- [EXERCISE] Copy every line in which the string "тебе" occurs.

Extracted records
● ● ● ● ● ● ●
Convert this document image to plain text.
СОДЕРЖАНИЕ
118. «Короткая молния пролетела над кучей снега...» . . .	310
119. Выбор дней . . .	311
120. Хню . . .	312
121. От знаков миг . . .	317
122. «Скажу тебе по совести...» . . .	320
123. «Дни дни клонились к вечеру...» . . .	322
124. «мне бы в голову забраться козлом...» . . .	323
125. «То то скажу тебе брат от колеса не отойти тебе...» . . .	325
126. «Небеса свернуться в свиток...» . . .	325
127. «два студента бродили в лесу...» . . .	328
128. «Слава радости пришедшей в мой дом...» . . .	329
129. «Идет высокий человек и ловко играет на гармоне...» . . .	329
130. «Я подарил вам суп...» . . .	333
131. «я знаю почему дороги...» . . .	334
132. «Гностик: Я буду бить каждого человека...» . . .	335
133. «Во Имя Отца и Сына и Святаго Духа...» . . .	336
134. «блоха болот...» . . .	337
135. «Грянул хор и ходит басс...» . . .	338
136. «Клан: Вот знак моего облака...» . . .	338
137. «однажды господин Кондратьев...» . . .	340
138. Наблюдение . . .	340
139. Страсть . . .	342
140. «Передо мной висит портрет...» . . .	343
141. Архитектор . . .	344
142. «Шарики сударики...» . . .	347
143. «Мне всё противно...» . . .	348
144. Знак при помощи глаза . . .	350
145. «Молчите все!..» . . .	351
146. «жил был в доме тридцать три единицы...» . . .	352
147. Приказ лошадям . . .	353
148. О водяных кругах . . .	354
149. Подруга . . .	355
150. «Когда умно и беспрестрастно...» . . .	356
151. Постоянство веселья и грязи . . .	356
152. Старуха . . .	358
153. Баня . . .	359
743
● ● ● ● ● ● ●
- [FULL OUTPUT]
122. «Скажу тебе по совести...» . . .	320
125. «То то скажу тебе брат от колеса не отойти тебе...» . . .	325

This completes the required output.